● YOUR TASK:
What follows is a listing. Return every line of it exactly.

● RECORD SET:
....

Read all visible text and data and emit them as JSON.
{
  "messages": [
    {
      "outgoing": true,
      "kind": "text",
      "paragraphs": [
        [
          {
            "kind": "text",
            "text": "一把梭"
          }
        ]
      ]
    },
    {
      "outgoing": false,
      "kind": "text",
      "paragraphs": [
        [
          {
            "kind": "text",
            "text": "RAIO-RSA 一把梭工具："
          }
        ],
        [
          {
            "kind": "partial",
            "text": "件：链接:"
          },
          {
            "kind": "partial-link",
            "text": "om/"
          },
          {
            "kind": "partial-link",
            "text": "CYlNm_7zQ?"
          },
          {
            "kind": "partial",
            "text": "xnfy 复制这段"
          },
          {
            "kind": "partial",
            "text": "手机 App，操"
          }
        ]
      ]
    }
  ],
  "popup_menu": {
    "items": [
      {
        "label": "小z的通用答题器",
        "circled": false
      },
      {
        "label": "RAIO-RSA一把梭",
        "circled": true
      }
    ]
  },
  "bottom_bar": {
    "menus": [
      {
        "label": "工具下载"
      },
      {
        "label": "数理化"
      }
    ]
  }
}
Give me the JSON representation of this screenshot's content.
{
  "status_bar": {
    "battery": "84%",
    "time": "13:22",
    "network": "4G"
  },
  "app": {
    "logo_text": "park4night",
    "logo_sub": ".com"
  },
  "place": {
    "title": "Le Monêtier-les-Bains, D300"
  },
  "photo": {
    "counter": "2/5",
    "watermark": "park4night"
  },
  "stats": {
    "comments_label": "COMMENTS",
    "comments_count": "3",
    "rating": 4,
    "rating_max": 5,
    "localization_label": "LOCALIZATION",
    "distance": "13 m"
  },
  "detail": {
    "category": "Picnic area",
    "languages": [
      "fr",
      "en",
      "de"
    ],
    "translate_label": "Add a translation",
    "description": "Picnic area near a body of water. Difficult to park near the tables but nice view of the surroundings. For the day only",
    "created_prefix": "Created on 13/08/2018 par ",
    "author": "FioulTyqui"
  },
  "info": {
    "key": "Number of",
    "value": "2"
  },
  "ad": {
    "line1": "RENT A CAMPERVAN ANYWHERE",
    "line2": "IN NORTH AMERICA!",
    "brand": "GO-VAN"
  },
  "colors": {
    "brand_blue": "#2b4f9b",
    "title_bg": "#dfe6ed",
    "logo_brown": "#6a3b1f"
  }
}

....

● ANSWER TO THE PROBLEM:
Read all visible text and data and emit them as JSON.
{
  "messages": [
    {
      "outgoing": true,
      "kind": "text",
      "paragraphs": [
        [
          {
            "kind": "text",
            "text": "一把梭"
          }
        ]
      ]
    },
    {
      "outgoing": false,
      "kind": "text",
      "paragraphs": [
        [
          {
            "kind": "text",
            "text": "RAIO-RSA 一把梭工具："
          }
        ],
        [
          {
            "kind": "partial",
            "text": "件：链接:"
          },
          {
            "kind": "partial-link",
            "text": "om/"
          },
          {
            "kind": "partial-link",
            "text": "CYlNm_7zQ?"
          },
          {
            "kind": "partial",
            "text": "xnfy 复制这段"
          },
          {
            "kind": "partial",
            "text": "手机 App，操"
          }
        ]
      ]
    }
  ],
  "popup_menu": {
    "items": [
      {
        "label": "小z的通用答题器",
        "circled": false
      },
      {
        "label": "RAIO-RSA一把梭",
        "circled": true
      }
    ]
  },
  "bottom_bar": {
    "menus": [
      {
        "label": "工具下载"
      },
      {
        "label": "数理化"
      }
    ]
  }
}
Give me the JSON representation of this screenshot's content.
{
  "status_bar": {
    "battery": "84%",
    "time": "13:22",
    "network": "4G"
  },
  "app": {
    "logo_text": "park4night",
    "logo_sub": ".com"
  },
  "place": {
    "title": "Le Monêtier-les-Bains, D300"
  },
  "photo": {
    "counter": "2/5",
    "watermark": "park4night"
  },
  "stats": {
    "comments_label": "COMMENTS",
    "comments_count": "3",
    "rating": 4,
    "rating_max": 5,
    "localization_label": "LOCALIZATION",
    "distance": "13 m"
  },
  "detail": {
    "category": "Picnic area",
    "languages": [
      "fr",
      "en",
      "de"
    ],
    "translate_label": "Add a translation",
    "description": "Picnic area near a body of water. Difficult to park near the tables but nice view of the surroundings. For the day only",
    "created_prefix": "Created on 13/08/2018 par ",
    "author": "FioulTyqui"
  },
  "info": {
    "key": "Number of",
    "value": "2"
  },
  "ad": {
    "line1": "RENT A CAMPERVAN ANYWHERE",
    "line2": "IN NORTH AMERICA!",
    "brand": "GO-VAN"
  },
  "colors": {
    "brand_blue": "#2b4f9b",
    "title_bg": "#dfe6ed",
    "logo_brown": "#6a3b1f"
  }
}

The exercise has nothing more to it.